> **THE REQUEST**: Repeat every record below exactly as written.

Data excerpts:
## BEGIN

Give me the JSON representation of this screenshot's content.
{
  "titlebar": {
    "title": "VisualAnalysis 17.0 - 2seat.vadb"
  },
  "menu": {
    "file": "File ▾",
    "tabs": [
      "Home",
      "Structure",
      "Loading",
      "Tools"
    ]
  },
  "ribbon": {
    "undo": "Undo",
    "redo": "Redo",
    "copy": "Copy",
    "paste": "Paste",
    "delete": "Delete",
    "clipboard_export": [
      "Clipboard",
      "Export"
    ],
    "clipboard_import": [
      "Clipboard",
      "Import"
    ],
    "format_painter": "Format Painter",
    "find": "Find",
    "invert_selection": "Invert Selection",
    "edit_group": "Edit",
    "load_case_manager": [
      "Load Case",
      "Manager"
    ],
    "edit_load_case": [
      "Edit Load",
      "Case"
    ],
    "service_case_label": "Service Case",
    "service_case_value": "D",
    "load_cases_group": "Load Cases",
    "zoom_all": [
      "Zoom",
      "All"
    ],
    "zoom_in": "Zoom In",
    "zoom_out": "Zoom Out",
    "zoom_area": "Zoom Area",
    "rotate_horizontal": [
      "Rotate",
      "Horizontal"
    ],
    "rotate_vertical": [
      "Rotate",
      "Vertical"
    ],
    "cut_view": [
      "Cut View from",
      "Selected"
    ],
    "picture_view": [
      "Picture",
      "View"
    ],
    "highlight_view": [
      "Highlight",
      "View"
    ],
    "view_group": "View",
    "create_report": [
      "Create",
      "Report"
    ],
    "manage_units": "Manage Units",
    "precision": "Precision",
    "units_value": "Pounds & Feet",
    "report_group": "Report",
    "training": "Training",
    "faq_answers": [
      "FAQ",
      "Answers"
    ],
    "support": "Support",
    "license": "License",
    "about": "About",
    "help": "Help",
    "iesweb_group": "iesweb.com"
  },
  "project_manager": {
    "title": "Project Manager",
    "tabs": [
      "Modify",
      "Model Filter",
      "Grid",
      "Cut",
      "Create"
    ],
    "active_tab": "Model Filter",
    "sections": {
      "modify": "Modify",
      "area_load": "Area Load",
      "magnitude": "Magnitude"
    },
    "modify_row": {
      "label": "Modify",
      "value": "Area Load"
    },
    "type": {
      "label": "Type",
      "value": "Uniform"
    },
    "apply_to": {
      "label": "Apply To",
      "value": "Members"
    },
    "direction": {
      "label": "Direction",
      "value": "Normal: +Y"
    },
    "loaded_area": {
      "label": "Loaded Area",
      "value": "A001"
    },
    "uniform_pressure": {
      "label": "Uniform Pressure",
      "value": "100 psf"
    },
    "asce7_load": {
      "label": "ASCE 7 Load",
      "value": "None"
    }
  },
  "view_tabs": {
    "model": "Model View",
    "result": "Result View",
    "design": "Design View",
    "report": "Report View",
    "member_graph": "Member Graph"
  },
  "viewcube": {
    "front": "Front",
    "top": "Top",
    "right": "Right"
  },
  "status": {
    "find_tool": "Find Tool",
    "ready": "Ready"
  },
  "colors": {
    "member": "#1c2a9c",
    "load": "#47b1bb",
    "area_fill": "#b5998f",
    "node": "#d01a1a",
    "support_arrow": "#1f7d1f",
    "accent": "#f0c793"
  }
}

## END

> **RESULT OF THIS EXERCISE**:
Give me the JSON representation of this screenshot's content.
{
  "titlebar": {
    "title": "VisualAnalysis 17.0 - 2seat.vadb"
  },
  "menu": {
    "file": "File ▾",
    "tabs": [
      "Home",
      "Structure",
      "Loading",
      "Tools"
    ]
  },
  "ribbon": {
    "undo": "Undo",
    "redo": "Redo",
    "copy": "Copy",
    "paste": "Paste",
    "delete": "Delete",
    "clipboard_export": [
      "Clipboard",
      "Export"
    ],
    "clipboard_import": [
      "Clipboard",
      "Import"
    ],
    "format_painter": "Format Painter",
    "find": "Find",
    "invert_selection": "Invert Selection",
    "edit_group": "Edit",
    "load_case_manager": [
      "Load Case",
      "Manager"
    ],
    "edit_load_case": [
      "Edit Load",
      "Case"
    ],
    "service_case_label": "Service Case",
    "service_case_value": "D",
    "load_cases_group": "Load Cases",
    "zoom_all": [
      "Zoom",
      "All"
    ],
    "zoom_in": "Zoom In",
    "zoom_out": "Zoom Out",
    "zoom_area": "Zoom Area",
    "rotate_horizontal": [
      "Rotate",
      "Horizontal"
    ],
    "rotate_vertical": [
      "Rotate",
      "Vertical"
    ],
    "cut_view": [
      "Cut View from",
      "Selected"
    ],
    "picture_view": [
      "Picture",
      "View"
    ],
    "highlight_view": [
      "Highlight",
      "View"
    ],
    "view_group": "View",
    "create_report": [
      "Create",
      "Report"
    ],
    "manage_units": "Manage Units",
    "precision": "Precision",
    "units_value": "Pounds & Feet",
    "report_group": "Report",
    "training": "Training",
    "faq_answers": [
      "FAQ",
      "Answers"
    ],
    "support": "Support",
    "license": "License",
    "about": "About",
    "help": "Help",
    "iesweb_group": "iesweb.com"
  },
  "project_manager": {
    "title": "Project Manager",
    "tabs": [
      "Modify",
      "Model Filter",
      "Grid",
      "Cut",
      "Create"
    ],
    "active_tab": "Model Filter",
    "sections": {
      "modify": "Modify",
      "area_load": "Area Load",
      "magnitude": "Magnitude"
    },
    "modify_row": {
      "label": "Modify",
      "value": "Area Load"
    },
    "type": {
      "label": "Type",
      "value": "Uniform"
    },
    "apply_to": {
      "label": "Apply To",
      "value": "Members"
    },
    "direction": {
      "label": "Direction",
      "value": "Normal: +Y"
    },
    "loaded_area": {
      "label": "Loaded Area",
      "value": "A001"
    },
    "uniform_pressure": {
      "label": "Uniform Pressure",
      "value": "100 psf"
    },
    "asce7_load": {
      "label": "ASCE 7 Load",
      "value": "None"
    }
  },
  "view_tabs": {
    "model": "Model View",
    "result": "Result View",
    "design": "Design View",
    "report": "Report View",
    "member_graph": "Member Graph"
  },
  "viewcube": {
    "front": "Front",
    "top": "Top",
    "right": "Right"
  },
  "status": {
    "find_tool": "Find Tool",
    "ready": "Ready"
  },
  "colors": {
    "member": "#1c2a9c",
    "load": "#47b1bb",
    "area_fill": "#b5998f",
    "node": "#d01a1a",
    "support_arrow": "#1f7d1f",
    "accent": "#f0c793"
  }
}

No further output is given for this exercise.